PROVIDED RECORDS:
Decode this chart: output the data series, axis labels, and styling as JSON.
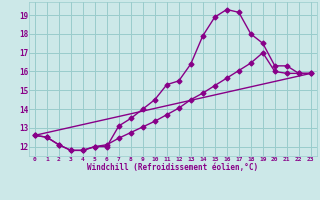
{
  "bg_color": "#cce8e8",
  "line_color": "#880088",
  "grid_color": "#99cccc",
  "xlabel": "Windchill (Refroidissement éolien,°C)",
  "tick_color": "#880088",
  "xlim": [
    -0.5,
    23.5
  ],
  "ylim": [
    11.5,
    19.7
  ],
  "xticks": [
    0,
    1,
    2,
    3,
    4,
    5,
    6,
    7,
    8,
    9,
    10,
    11,
    12,
    13,
    14,
    15,
    16,
    17,
    18,
    19,
    20,
    21,
    22,
    23
  ],
  "yticks": [
    12,
    13,
    14,
    15,
    16,
    17,
    18,
    19
  ],
  "line1_x": [
    0,
    1,
    2,
    3,
    4,
    5,
    6,
    7,
    8,
    9,
    10,
    11,
    12,
    13,
    14,
    15,
    16,
    17,
    18,
    19,
    20,
    21,
    22,
    23
  ],
  "line1_y": [
    12.6,
    12.5,
    12.1,
    11.8,
    11.8,
    12.0,
    12.0,
    13.1,
    13.5,
    14.0,
    14.5,
    15.3,
    15.5,
    16.4,
    17.9,
    18.9,
    19.3,
    19.15,
    18.0,
    17.5,
    16.3,
    16.3,
    15.9,
    15.9
  ],
  "line2_x": [
    0,
    1,
    2,
    3,
    4,
    5,
    6,
    7,
    8,
    9,
    10,
    11,
    12,
    13,
    14,
    15,
    16,
    17,
    18,
    19,
    20,
    21,
    22,
    23
  ],
  "line2_y": [
    12.6,
    12.5,
    12.1,
    11.8,
    11.8,
    12.0,
    12.1,
    12.45,
    12.75,
    13.05,
    13.35,
    13.7,
    14.05,
    14.5,
    14.85,
    15.25,
    15.65,
    16.05,
    16.45,
    17.0,
    16.0,
    15.9,
    15.9,
    15.9
  ],
  "line3_x": [
    0,
    23
  ],
  "line3_y": [
    12.6,
    15.9
  ],
  "marker": "D",
  "markersize": 2.5,
  "linewidth": 1.0
}
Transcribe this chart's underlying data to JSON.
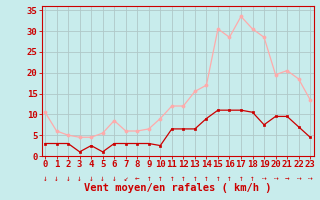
{
  "hours": [
    0,
    1,
    2,
    3,
    4,
    5,
    6,
    7,
    8,
    9,
    10,
    11,
    12,
    13,
    14,
    15,
    16,
    17,
    18,
    19,
    20,
    21,
    22,
    23
  ],
  "wind_avg": [
    3,
    3,
    3,
    1,
    2.5,
    1,
    3,
    3,
    3,
    3,
    2.5,
    6.5,
    6.5,
    6.5,
    9,
    11,
    11,
    11,
    10.5,
    7.5,
    9.5,
    9.5,
    7,
    4.5
  ],
  "wind_gust": [
    10.5,
    6,
    5,
    4.5,
    4.5,
    5.5,
    8.5,
    6,
    6,
    6.5,
    9,
    12,
    12,
    15.5,
    17,
    30.5,
    28.5,
    33.5,
    30.5,
    28.5,
    19.5,
    20.5,
    18.5,
    13.5
  ],
  "avg_color": "#cc0000",
  "gust_color": "#ffaaaa",
  "background_color": "#c8ecec",
  "grid_color": "#b0c8c8",
  "xlabel": "Vent moyen/en rafales ( km/h )",
  "ylim": [
    0,
    36
  ],
  "yticks": [
    0,
    5,
    10,
    15,
    20,
    25,
    30,
    35
  ],
  "tick_fontsize": 6.5,
  "label_fontsize": 7.5,
  "arrow_chars": [
    "↓",
    "↓",
    "↓",
    "↓",
    "↓",
    "↓",
    "↓",
    "↙",
    "←",
    "↑",
    "↑",
    "↑",
    "↑",
    "↑",
    "↑",
    "↑",
    "↑",
    "↑",
    "↑",
    "⇢",
    "⇢",
    "→",
    "⇢",
    "⇢"
  ]
}
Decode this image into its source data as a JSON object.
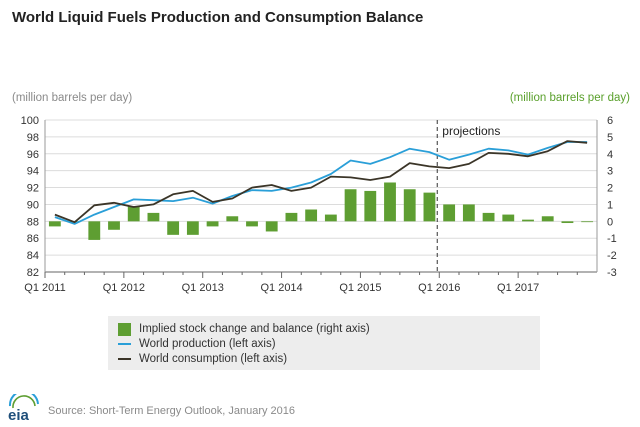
{
  "header": {
    "title": "World Liquid Fuels Production and Consumption Balance",
    "left_unit": "(million barrels per day)",
    "right_unit": "(million barrels per day)"
  },
  "colors": {
    "production": "#2a9fd8",
    "consumption": "#3b3528",
    "bars": "#5e9e32",
    "unit_right": "#5aa02c"
  },
  "chart_data": {
    "type": "bar",
    "title": "World Liquid Fuels Production and Consumption Balance",
    "x_tick_labels": [
      "Q1 2011",
      "Q1 2012",
      "Q1 2013",
      "Q1 2014",
      "Q1 2015",
      "Q1 2016",
      "Q1 2017"
    ],
    "x_quarters": [
      "Q1 2011",
      "Q2 2011",
      "Q3 2011",
      "Q4 2011",
      "Q1 2012",
      "Q2 2012",
      "Q3 2012",
      "Q4 2012",
      "Q1 2013",
      "Q2 2013",
      "Q3 2013",
      "Q4 2013",
      "Q1 2014",
      "Q2 2014",
      "Q3 2014",
      "Q4 2014",
      "Q1 2015",
      "Q2 2015",
      "Q3 2015",
      "Q4 2015",
      "Q1 2016",
      "Q2 2016",
      "Q3 2016",
      "Q4 2016",
      "Q1 2017",
      "Q2 2017",
      "Q3 2017",
      "Q4 2017"
    ],
    "left_axis": {
      "label": "(million barrels per day)",
      "range": [
        82,
        100
      ],
      "ticks": [
        82,
        84,
        86,
        88,
        90,
        92,
        94,
        96,
        98,
        100
      ]
    },
    "right_axis": {
      "label": "(million barrels per day)",
      "range": [
        -3,
        6
      ],
      "ticks": [
        -3,
        -2,
        -1,
        0,
        1,
        2,
        3,
        4,
        5,
        6
      ]
    },
    "grid": true,
    "projection_start": "Q1 2016",
    "projection_label": "projections",
    "series": [
      {
        "name": "Implied stock change and balance (right axis)",
        "type": "bar",
        "axis": "right",
        "values": [
          -0.3,
          0.0,
          -1.1,
          -0.5,
          0.9,
          0.5,
          -0.8,
          -0.8,
          -0.3,
          0.3,
          -0.3,
          -0.6,
          0.5,
          0.7,
          0.4,
          1.9,
          1.8,
          2.3,
          1.9,
          1.7,
          1.0,
          1.0,
          0.5,
          0.4,
          0.1,
          0.3,
          -0.1,
          0.0
        ]
      },
      {
        "name": "World production (left axis)",
        "type": "line",
        "axis": "left",
        "values": [
          88.5,
          87.7,
          88.8,
          89.7,
          90.6,
          90.5,
          90.4,
          90.8,
          90.1,
          91.0,
          91.7,
          91.6,
          92.0,
          92.6,
          93.6,
          95.2,
          94.8,
          95.6,
          96.6,
          96.2,
          95.3,
          95.9,
          96.6,
          96.4,
          95.9,
          96.7,
          97.4,
          97.4
        ]
      },
      {
        "name": "World consumption (left axis)",
        "type": "line",
        "axis": "left",
        "values": [
          88.8,
          87.9,
          89.9,
          90.2,
          89.7,
          90.0,
          91.2,
          91.6,
          90.3,
          90.7,
          92.0,
          92.3,
          91.6,
          92.0,
          93.3,
          93.2,
          92.9,
          93.3,
          94.9,
          94.5,
          94.3,
          94.8,
          96.1,
          96.0,
          95.7,
          96.3,
          97.5,
          97.3
        ]
      }
    ],
    "legend_position": "bottom"
  },
  "legend": {
    "items": [
      {
        "label": "Implied stock change and balance (right axis)"
      },
      {
        "label": "World production (left axis)"
      },
      {
        "label": "World consumption (left axis)"
      }
    ]
  },
  "footer": {
    "source": "Source: Short-Term Energy Outlook, January 2016",
    "logo_text": "eia"
  }
}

EXERCISE BRIEF:
Give an exact copy of the material, leaving out every picture.

PROBLEM SOLUTION:
Decode this chart: output the data series, axis labels, and styling as JSON.
{
  "bg_color": "#cce8e8",
  "line_color": "#880088",
  "grid_color": "#99cccc",
  "xlabel": "Windchill (Refroidissement éolien,°C)",
  "tick_color": "#880088",
  "xlim": [
    -0.5,
    23.5
  ],
  "ylim": [
    11.5,
    19.7
  ],
  "xticks": [
    0,
    1,
    2,
    3,
    4,
    5,
    6,
    7,
    8,
    9,
    10,
    11,
    12,
    13,
    14,
    15,
    16,
    17,
    18,
    19,
    20,
    21,
    22,
    23
  ],
  "yticks": [
    12,
    13,
    14,
    15,
    16,
    17,
    18,
    19
  ],
  "line1_x": [
    0,
    1,
    2,
    3,
    4,
    5,
    6,
    7,
    8,
    9,
    10,
    11,
    12,
    13,
    14,
    15,
    16,
    17,
    18,
    19,
    20,
    21,
    22,
    23
  ],
  "line1_y": [
    12.6,
    12.5,
    12.1,
    11.8,
    11.8,
    12.0,
    12.0,
    13.1,
    13.5,
    14.0,
    14.5,
    15.3,
    15.5,
    16.4,
    17.9,
    18.9,
    19.3,
    19.15,
    18.0,
    17.5,
    16.3,
    16.3,
    15.9,
    15.9
  ],
  "line2_x": [
    0,
    1,
    2,
    3,
    4,
    5,
    6,
    7,
    8,
    9,
    10,
    11,
    12,
    13,
    14,
    15,
    16,
    17,
    18,
    19,
    20,
    21,
    22,
    23
  ],
  "line2_y": [
    12.6,
    12.5,
    12.1,
    11.8,
    11.8,
    12.0,
    12.1,
    12.45,
    12.75,
    13.05,
    13.35,
    13.7,
    14.05,
    14.5,
    14.85,
    15.25,
    15.65,
    16.05,
    16.45,
    17.0,
    16.0,
    15.9,
    15.9,
    15.9
  ],
  "line3_x": [
    0,
    23
  ],
  "line3_y": [
    12.6,
    15.9
  ],
  "marker": "D",
  "markersize": 2.5,
  "linewidth": 1.0
}
Transcribe this chart's underlying data to JSON.
{
  "hours": [
    0,
    1,
    2,
    3,
    4,
    5,
    6,
    7,
    8,
    9,
    10,
    11,
    12,
    13,
    14,
    15,
    16,
    17,
    18,
    19,
    20,
    21,
    22,
    23
  ],
  "wind_avg": [
    3,
    3,
    3,
    1,
    2.5,
    1,
    3,
    3,
    3,
    3,
    2.5,
    6.5,
    6.5,
    6.5,
    9,
    11,
    11,
    11,
    10.5,
    7.5,
    9.5,
    9.5,
    7,
    4.5
  ],
  "wind_gust": [
    10.5,
    6,
    5,
    4.5,
    4.5,
    5.5,
    8.5,
    6,
    6,
    6.5,
    9,
    12,
    12,
    15.5,
    17,
    30.5,
    28.5,
    33.5,
    30.5,
    28.5,
    19.5,
    20.5,
    18.5,
    13.5
  ],
  "avg_color": "#cc0000",
  "gust_color": "#ffaaaa",
  "background_color": "#c8ecec",
  "grid_color": "#b0c8c8",
  "xlabel": "Vent moyen/en rafales ( km/h )",
  "ylim": [
    0,
    36
  ],
  "yticks": [
    0,
    5,
    10,
    15,
    20,
    25,
    30,
    35
  ],
  "tick_fontsize": 6.5,
  "label_fontsize": 7.5,
  "arrow_chars": [
    "↓",
    "↓",
    "↓",
    "↓",
    "↓",
    "↓",
    "↓",
    "↙",
    "←",
    "↑",
    "↑",
    "↑",
    "↑",
    "↑",
    "↑",
    "↑",
    "↑",
    "↑",
    "↑",
    "⇢",
    "⇢",
    "→",
    "⇢",
    "⇢"
  ]
}
Decode this image into its source data as a JSON object.
{
  "header": {
    "title": "World Liquid Fuels Production and Consumption Balance",
    "left_unit": "(million barrels per day)",
    "right_unit": "(million barrels per day)"
  },
  "colors": {
    "production": "#2a9fd8",
    "consumption": "#3b3528",
    "bars": "#5e9e32",
    "unit_right": "#5aa02c"
  },
  "chart_data": {
    "type": "bar",
    "title": "World Liquid Fuels Production and Consumption Balance",
    "x_tick_labels": [
      "Q1 2011",
      "Q1 2012",
      "Q1 2013",
      "Q1 2014",
      "Q1 2015",
      "Q1 2016",
      "Q1 2017"
    ],
    "x_quarters": [
      "Q1 2011",
      "Q2 2011",
      "Q3 2011",
      "Q4 2011",
      "Q1 2012",
      "Q2 2012",
      "Q3 2012",
      "Q4 2012",
      "Q1 2013",
      "Q2 2013",
      "Q3 2013",
      "Q4 2013",
      "Q1 2014",
      "Q2 2014",
      "Q3 2014",
      "Q4 2014",
      "Q1 2015",
      "Q2 2015",
      "Q3 2015",
      "Q4 2015",
      "Q1 2016",
      "Q2 2016",
      "Q3 2016",
      "Q4 2016",
      "Q1 2017",
      "Q2 2017",
      "Q3 2017",
      "Q4 2017"
    ],
    "left_axis": {
      "label": "(million barrels per day)",
      "range": [
        82,
        100
      ],
      "ticks": [
        82,
        84,
        86,
        88,
        90,
        92,
        94,
        96,
        98,
        100
      ]
    },
    "right_axis": {
      "label": "(million barrels per day)",
      "range": [
        -3,
        6
      ],
      "ticks": [
        -3,
        -2,
        -1,
        0,
        1,
        2,
        3,
        4,
        5,
        6
      ]
    },
    "grid": true,
    "projection_start": "Q1 2016",
    "projection_label": "projections",
    "series": [
      {
        "name": "Implied stock change and balance (right axis)",
        "type": "bar",
        "axis": "right",
        "values": [
          -0.3,
          0.0,
          -1.1,
          -0.5,
          0.9,
          0.5,
          -0.8,
          -0.8,
          -0.3,
          0.3,
          -0.3,
          -0.6,
          0.5,
          0.7,
          0.4,
          1.9,
          1.8,
          2.3,
          1.9,
          1.7,
          1.0,
          1.0,
          0.5,
          0.4,
          0.1,
          0.3,
          -0.1,
          0.0
        ]
      },
      {
        "name": "World production (left axis)",
        "type": "line",
        "axis": "left",
        "values": [
          88.5,
          87.7,
          88.8,
          89.7,
          90.6,
          90.5,
          90.4,
          90.8,
          90.1,
          91.0,
          91.7,
          91.6,
          92.0,
          92.6,
          93.6,
          95.2,
          94.8,
          95.6,
          96.6,
          96.2,
          95.3,
          95.9,
          96.6,
          96.4,
          95.9,
          96.7,
          97.4,
          97.4
        ]
      },
      {
        "name": "World consumption (left axis)",
        "type": "line",
        "axis": "left",
        "values": [
          88.8,
          87.9,
          89.9,
          90.2,
          89.7,
          90.0,
          91.2,
          91.6,
          90.3,
          90.7,
          92.0,
          92.3,
          91.6,
          92.0,
          93.3,
          93.2,
          92.9,
          93.3,
          94.9,
          94.5,
          94.3,
          94.8,
          96.1,
          96.0,
          95.7,
          96.3,
          97.5,
          97.3
        ]
      }
    ],
    "legend_position": "bottom"
  },
  "legend": {
    "items": [
      {
        "label": "Implied stock change and balance (right axis)"
      },
      {
        "label": "World production (left axis)"
      },
      {
        "label": "World consumption (left axis)"
      }
    ]
  },
  "footer": {
    "source": "Source: Short-Term Energy Outlook, January 2016",
    "logo_text": "eia"
  }
}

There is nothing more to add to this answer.